YOUR GOAL =>
Where a line of the listing below includes the word "text", reproduce that line.

RECORDS FOR THIS TASK =>

•••

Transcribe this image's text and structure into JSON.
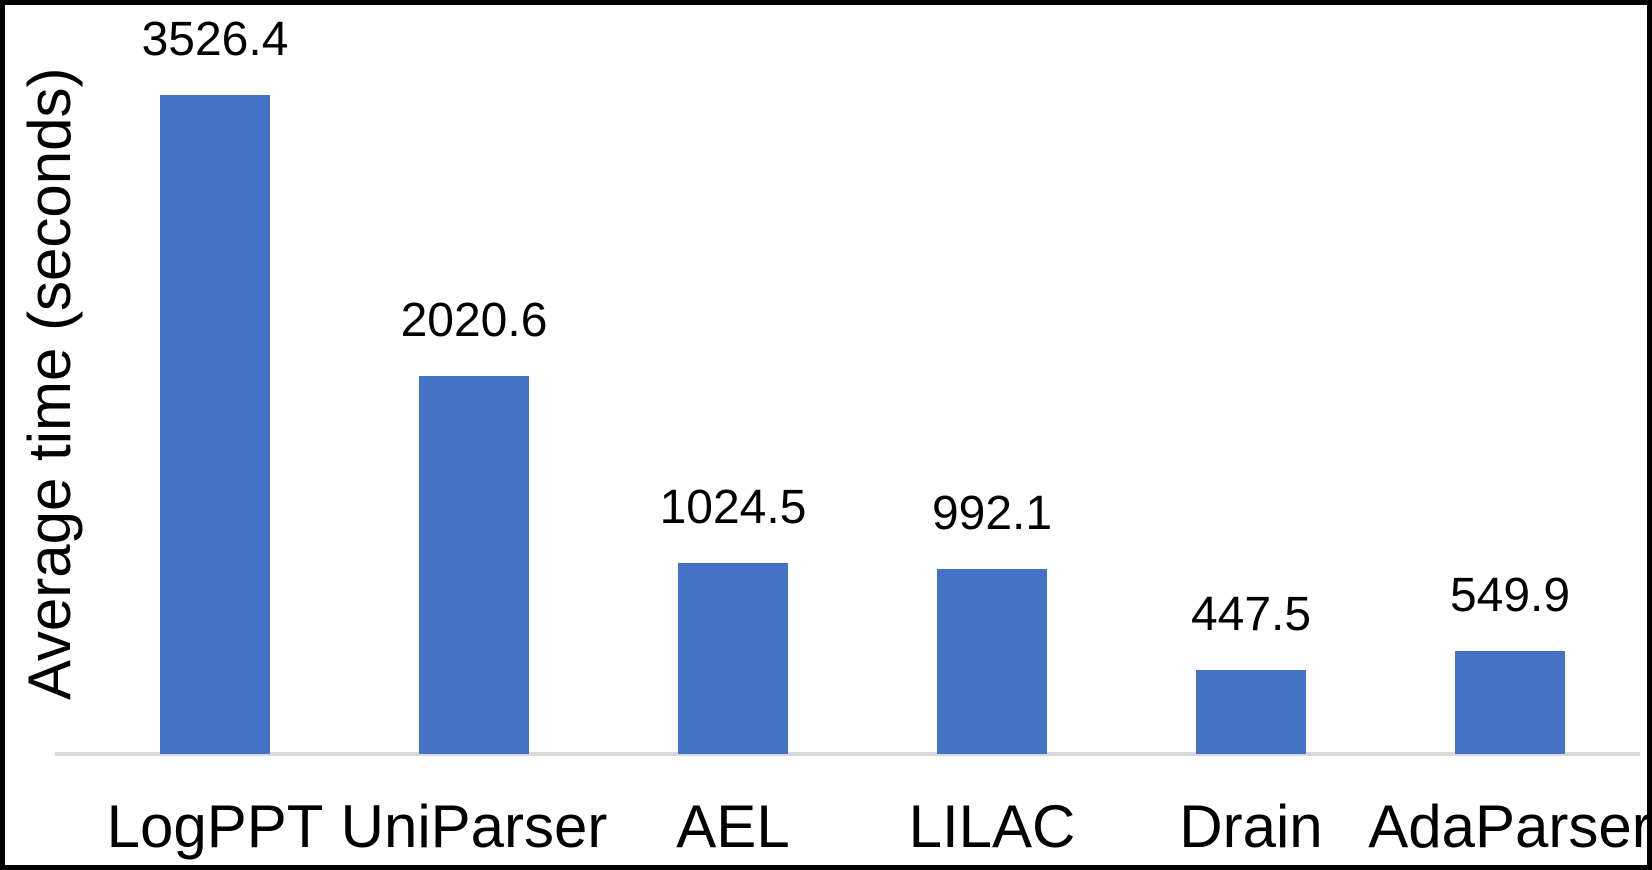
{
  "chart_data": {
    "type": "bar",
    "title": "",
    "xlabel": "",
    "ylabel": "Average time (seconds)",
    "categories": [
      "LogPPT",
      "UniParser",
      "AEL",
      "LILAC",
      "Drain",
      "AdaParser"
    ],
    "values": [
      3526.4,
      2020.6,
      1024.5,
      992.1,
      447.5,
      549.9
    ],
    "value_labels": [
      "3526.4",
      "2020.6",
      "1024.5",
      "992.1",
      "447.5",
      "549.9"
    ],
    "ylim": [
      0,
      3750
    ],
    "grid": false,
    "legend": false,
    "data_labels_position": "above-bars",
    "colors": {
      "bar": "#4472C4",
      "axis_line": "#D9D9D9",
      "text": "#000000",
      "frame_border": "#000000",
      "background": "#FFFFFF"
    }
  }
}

•••

TASK SOLUTION =>
Transcribe this image's text and structure into JSON.
      "text": "#000000",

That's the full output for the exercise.